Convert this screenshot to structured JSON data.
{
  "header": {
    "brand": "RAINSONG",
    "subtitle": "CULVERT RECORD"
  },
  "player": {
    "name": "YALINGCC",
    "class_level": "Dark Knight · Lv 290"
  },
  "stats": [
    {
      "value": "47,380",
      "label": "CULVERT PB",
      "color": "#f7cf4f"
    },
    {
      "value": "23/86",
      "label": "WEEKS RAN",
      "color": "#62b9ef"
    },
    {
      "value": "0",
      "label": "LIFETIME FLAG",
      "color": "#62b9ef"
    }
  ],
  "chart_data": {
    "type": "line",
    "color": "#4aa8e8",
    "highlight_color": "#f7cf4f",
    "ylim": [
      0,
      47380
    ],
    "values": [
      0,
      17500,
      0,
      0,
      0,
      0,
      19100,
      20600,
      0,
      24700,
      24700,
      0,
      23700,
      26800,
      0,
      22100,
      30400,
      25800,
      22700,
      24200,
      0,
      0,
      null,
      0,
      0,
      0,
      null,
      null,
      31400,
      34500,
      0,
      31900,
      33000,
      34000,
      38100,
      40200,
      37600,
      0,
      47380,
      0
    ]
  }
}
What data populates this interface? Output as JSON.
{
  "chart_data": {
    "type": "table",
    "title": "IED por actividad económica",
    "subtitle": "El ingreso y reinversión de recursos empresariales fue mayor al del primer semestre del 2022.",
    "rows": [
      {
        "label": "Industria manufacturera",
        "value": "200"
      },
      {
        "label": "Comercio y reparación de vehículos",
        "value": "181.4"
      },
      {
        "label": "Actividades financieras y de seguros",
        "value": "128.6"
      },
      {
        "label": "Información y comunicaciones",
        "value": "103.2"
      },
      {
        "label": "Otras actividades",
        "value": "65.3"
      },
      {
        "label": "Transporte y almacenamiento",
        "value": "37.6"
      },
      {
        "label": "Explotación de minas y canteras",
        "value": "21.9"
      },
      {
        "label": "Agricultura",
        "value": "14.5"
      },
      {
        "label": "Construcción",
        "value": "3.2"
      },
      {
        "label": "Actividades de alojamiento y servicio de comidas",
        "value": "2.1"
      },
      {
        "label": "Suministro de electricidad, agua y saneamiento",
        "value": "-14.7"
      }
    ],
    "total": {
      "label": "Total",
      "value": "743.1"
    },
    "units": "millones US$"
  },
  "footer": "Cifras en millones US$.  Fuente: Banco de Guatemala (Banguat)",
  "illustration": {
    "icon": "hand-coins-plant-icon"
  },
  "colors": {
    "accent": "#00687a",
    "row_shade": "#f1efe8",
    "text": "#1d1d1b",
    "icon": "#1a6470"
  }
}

> STATED EXERCISE: List the lines of the records where "subtitle" occurs.

> FINISHED EXERCISE:
    "subtitle": "CULVERT RECORD"
    "subtitle": "El ingreso y reinversión de recursos empresariales fue mayor al del primer semestre del 2022.",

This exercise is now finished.